(Directive):
List every line in this data where the string "Uruguayana" occurs.

(Available records):
>> begin

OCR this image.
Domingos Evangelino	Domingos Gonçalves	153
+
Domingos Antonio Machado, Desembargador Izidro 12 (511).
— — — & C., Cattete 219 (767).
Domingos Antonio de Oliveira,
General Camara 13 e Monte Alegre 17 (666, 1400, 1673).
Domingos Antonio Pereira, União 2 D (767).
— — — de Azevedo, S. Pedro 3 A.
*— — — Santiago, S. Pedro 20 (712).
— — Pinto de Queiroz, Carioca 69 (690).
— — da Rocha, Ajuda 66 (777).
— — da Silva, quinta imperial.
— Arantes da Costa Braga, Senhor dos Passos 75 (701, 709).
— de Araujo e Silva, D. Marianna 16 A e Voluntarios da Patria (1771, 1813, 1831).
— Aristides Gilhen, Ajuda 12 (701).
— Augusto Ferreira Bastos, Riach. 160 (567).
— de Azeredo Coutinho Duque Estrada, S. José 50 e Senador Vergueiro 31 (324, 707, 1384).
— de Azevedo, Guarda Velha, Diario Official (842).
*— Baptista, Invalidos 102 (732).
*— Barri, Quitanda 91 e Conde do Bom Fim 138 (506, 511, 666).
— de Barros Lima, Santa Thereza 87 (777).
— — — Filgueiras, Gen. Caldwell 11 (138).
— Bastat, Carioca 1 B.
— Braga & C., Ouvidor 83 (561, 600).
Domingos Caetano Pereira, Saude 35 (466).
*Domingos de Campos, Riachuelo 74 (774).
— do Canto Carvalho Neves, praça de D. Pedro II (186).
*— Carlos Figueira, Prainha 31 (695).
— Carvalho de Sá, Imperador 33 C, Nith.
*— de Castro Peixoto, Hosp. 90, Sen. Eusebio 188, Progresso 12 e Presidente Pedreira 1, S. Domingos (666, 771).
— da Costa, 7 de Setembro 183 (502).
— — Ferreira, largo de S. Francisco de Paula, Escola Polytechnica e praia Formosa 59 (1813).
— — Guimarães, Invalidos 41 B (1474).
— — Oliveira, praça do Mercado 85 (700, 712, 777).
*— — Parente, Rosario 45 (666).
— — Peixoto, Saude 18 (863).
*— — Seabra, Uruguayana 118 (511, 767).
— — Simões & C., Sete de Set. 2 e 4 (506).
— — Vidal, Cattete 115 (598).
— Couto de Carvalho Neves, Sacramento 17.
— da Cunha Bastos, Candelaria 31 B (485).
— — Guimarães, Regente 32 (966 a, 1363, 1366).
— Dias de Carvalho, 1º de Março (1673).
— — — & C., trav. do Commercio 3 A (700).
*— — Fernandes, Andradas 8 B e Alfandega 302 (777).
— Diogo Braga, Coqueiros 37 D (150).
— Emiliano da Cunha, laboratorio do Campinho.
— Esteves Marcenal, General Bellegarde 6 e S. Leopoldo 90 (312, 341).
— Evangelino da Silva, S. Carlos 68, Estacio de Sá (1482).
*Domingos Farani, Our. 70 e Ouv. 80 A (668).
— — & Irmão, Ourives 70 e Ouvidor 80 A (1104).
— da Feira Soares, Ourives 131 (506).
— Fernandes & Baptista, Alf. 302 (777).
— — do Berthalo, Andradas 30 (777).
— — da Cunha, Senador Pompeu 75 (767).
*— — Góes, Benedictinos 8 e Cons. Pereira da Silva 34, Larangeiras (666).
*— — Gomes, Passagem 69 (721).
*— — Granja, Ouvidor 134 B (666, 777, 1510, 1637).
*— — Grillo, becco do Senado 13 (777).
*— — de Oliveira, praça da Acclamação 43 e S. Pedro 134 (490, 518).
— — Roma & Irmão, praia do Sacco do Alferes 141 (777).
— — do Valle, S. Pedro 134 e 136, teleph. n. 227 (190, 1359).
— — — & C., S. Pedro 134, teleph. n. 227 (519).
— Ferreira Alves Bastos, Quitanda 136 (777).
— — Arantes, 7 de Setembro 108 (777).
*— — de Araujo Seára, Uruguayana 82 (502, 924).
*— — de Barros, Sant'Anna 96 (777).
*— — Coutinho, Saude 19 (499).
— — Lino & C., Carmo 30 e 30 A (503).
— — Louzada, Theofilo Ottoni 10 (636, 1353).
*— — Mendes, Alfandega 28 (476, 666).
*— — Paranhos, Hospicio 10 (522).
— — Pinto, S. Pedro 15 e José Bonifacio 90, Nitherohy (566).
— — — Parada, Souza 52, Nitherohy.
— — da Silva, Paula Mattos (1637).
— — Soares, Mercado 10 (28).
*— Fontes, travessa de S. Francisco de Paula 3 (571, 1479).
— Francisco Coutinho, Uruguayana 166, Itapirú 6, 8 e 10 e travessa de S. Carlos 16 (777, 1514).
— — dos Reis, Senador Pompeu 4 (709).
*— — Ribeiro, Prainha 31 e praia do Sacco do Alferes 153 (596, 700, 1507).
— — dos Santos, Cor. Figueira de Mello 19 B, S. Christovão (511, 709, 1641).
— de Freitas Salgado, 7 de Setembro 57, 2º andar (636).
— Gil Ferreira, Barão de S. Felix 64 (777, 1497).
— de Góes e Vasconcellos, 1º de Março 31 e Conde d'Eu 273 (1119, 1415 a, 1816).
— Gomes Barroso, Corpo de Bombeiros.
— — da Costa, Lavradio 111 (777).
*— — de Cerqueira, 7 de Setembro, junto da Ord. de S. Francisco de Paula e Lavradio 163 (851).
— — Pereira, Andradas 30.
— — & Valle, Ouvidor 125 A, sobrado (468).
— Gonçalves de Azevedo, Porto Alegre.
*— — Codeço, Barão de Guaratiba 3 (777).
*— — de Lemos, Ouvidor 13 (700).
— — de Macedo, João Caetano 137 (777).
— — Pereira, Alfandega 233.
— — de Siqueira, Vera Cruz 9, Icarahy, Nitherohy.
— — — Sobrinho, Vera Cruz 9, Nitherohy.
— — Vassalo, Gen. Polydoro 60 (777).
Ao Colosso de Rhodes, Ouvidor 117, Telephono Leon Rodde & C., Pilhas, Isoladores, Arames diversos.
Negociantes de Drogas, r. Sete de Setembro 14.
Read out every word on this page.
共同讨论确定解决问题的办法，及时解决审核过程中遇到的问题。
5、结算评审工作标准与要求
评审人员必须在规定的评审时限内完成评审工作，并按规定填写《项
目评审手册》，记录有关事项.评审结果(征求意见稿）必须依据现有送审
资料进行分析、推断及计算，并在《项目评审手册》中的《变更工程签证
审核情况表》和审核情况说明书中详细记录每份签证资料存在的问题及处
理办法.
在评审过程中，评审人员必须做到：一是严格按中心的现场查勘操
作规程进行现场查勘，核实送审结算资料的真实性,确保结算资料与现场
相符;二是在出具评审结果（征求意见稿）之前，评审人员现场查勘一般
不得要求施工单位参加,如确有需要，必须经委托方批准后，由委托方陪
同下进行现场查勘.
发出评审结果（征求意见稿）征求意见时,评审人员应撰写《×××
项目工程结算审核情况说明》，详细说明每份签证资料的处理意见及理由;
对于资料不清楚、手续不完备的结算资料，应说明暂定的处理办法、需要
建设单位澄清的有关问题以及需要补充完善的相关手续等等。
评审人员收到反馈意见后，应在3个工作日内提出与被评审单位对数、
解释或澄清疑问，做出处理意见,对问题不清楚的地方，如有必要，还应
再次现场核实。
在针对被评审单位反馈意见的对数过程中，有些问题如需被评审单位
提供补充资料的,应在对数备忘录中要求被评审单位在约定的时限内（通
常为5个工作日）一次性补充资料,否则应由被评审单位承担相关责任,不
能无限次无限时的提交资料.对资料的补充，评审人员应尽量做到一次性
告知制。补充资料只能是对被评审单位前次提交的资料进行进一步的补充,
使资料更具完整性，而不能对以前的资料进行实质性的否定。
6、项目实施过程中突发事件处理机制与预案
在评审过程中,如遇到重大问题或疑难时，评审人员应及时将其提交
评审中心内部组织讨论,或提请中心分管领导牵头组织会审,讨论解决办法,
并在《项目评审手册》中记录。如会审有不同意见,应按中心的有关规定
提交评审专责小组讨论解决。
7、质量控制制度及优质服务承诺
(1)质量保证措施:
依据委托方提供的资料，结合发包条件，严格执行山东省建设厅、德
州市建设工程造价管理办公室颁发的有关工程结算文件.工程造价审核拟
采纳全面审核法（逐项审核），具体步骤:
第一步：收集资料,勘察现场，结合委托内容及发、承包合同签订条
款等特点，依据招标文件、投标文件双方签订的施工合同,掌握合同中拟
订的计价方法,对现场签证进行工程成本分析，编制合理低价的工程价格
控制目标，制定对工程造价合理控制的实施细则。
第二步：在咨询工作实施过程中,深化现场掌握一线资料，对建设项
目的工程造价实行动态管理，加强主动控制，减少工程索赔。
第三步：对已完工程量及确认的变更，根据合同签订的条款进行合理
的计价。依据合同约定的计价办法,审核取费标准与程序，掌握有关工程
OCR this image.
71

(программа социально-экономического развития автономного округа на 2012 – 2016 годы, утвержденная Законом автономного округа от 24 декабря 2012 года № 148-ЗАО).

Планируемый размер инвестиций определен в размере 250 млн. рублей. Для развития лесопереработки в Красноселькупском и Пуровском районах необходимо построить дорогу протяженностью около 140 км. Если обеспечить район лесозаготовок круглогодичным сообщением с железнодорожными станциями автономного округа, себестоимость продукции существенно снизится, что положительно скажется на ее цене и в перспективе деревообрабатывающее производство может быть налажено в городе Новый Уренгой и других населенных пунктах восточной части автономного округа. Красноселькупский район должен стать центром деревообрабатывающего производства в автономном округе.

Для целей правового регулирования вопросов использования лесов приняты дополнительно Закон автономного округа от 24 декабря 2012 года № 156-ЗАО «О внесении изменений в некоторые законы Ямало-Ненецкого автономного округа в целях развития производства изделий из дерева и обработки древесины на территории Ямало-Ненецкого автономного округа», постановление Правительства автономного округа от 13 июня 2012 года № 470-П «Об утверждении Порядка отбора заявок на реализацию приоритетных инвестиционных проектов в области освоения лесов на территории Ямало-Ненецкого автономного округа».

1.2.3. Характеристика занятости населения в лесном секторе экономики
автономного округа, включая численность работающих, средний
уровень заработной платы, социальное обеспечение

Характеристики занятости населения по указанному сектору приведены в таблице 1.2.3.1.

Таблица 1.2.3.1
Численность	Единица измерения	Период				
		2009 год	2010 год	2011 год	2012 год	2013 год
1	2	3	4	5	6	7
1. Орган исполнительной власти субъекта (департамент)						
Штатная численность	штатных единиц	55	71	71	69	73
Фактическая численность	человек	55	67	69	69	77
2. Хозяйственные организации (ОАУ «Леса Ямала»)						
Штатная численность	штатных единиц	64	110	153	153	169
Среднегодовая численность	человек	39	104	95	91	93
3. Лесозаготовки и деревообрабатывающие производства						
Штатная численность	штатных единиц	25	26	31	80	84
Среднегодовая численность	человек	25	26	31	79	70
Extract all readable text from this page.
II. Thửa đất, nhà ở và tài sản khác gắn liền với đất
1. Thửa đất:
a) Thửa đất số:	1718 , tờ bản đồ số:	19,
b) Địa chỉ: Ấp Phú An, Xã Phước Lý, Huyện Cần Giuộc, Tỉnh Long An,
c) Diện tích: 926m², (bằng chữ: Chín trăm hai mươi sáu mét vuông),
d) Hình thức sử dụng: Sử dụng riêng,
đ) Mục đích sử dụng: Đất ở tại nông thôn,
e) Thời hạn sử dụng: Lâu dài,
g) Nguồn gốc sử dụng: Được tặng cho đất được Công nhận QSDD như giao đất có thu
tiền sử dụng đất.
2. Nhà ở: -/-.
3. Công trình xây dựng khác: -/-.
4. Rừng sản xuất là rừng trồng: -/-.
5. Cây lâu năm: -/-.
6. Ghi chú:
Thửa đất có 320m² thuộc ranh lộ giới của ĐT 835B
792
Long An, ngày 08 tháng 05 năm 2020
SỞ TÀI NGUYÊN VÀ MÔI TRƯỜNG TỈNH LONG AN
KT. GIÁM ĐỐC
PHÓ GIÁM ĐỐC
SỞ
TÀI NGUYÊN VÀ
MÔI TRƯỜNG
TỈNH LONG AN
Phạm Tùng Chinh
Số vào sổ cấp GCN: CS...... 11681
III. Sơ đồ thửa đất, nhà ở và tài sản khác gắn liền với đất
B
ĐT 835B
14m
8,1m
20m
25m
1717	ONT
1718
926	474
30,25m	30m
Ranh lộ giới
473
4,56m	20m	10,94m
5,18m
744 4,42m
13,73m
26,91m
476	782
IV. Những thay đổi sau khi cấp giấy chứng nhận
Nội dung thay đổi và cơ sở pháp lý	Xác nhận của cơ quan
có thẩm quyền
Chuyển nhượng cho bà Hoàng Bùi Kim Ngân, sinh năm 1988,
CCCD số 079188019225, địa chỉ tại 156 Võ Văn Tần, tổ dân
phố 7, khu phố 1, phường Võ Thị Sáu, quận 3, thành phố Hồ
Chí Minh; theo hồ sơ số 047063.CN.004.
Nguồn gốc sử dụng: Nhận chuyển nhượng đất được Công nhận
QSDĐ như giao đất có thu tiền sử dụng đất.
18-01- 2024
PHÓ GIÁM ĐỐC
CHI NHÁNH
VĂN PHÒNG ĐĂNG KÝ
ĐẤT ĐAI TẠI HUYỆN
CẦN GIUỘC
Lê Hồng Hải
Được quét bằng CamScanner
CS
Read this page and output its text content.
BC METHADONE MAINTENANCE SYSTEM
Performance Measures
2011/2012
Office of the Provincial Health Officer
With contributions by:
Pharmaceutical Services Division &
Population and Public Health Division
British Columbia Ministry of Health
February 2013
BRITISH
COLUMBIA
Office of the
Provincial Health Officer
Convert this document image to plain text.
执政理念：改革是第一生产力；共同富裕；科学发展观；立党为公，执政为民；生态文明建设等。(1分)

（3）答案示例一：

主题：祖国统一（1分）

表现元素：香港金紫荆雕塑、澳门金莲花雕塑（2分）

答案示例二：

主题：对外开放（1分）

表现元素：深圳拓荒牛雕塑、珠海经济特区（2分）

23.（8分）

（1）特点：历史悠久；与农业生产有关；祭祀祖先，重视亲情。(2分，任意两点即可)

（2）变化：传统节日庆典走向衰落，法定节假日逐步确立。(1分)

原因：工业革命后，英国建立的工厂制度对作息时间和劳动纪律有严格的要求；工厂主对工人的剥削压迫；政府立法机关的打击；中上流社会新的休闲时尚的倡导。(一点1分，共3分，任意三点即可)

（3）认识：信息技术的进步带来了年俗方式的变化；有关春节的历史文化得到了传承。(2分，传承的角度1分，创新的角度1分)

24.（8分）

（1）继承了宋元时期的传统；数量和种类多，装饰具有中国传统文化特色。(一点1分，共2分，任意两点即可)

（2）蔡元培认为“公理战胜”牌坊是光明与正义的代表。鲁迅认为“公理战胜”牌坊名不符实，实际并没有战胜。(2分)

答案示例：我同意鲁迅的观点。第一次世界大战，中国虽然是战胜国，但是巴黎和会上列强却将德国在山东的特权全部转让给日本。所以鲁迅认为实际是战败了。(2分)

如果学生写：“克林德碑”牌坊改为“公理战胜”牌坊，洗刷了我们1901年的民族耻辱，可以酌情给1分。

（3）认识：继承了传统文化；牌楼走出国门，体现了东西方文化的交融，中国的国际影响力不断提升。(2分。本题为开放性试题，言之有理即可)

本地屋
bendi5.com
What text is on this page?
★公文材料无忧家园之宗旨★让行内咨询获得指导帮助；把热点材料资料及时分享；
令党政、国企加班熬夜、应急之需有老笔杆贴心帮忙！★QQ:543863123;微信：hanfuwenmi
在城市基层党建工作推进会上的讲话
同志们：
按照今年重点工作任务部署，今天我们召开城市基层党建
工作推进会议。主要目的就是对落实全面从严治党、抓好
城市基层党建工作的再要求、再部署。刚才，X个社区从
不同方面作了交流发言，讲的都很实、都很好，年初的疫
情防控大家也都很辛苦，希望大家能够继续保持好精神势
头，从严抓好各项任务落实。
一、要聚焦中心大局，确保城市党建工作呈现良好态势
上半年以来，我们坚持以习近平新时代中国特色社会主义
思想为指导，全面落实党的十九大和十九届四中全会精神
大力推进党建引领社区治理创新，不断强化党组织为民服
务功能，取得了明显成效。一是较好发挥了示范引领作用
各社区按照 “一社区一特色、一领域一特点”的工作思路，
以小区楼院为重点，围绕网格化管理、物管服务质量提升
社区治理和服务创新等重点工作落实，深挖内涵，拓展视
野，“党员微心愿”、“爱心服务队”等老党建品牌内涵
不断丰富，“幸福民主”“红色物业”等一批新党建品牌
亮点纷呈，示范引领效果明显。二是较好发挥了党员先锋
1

>> end

(Task output):
*— — Seabra, Uruguayana 118 (511, 767).
*— — de Araujo Seára, Uruguayana 82 (502, 924).
— Francisco Coutinho, Uruguayana 166, Itapirú 6, 8 e 10 e travessa de S. Carlos 16 (777, 1514).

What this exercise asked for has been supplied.